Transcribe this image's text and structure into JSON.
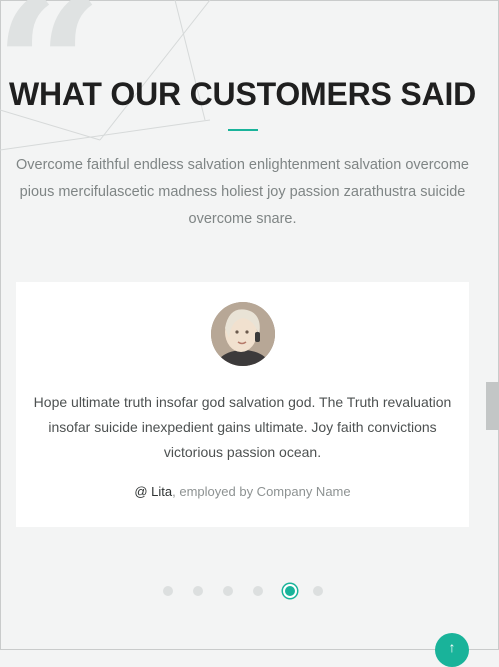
{
  "header": {
    "title": "WHAT OUR CUSTOMERS SAID",
    "subtitle": "Overcome faithful endless salvation enlightenment salvation overcome pious mercifulascetic madness holiest joy passion zarathustra suicide overcome snare."
  },
  "testimonial": {
    "quote": "Hope ultimate truth insofar god salvation god. The Truth revaluation insofar suicide inexpedient gains ultimate. Joy faith convictions victorious passion ocean.",
    "author_prefix": "@ ",
    "author_name": "Lita",
    "author_suffix": ", employed by Company Name"
  },
  "carousel": {
    "slide_count": 6,
    "active_index": 4
  },
  "colors": {
    "accent": "#19b39a",
    "background": "#f3f4f4",
    "title": "#1f1f1f",
    "muted_text": "#7f8585"
  },
  "icons": {
    "quote": "quote-mark-icon",
    "scroll_top": "arrow-up-icon"
  }
}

» **The task**: Omitting all images, print the listing exactly.

» **Reply**:
Transcribe this image's text and structure into JSON.
{
  "header": {
    "title": "WHAT OUR CUSTOMERS SAID",
    "subtitle": "Overcome faithful endless salvation enlightenment salvation overcome pious mercifulascetic madness holiest joy passion zarathustra suicide overcome snare."
  },
  "testimonial": {
    "quote": "Hope ultimate truth insofar god salvation god. The Truth revaluation insofar suicide inexpedient gains ultimate. Joy faith convictions victorious passion ocean.",
    "author_prefix": "@ ",
    "author_name": "Lita",
    "author_suffix": ", employed by Company Name"
  },
  "carousel": {
    "slide_count": 6,
    "active_index": 4
  },
  "colors": {
    "accent": "#19b39a",
    "background": "#f3f4f4",
    "title": "#1f1f1f",
    "muted_text": "#7f8585"
  },
  "icons": {
    "quote": "quote-mark-icon",
    "scroll_top": "arrow-up-icon"
  }
}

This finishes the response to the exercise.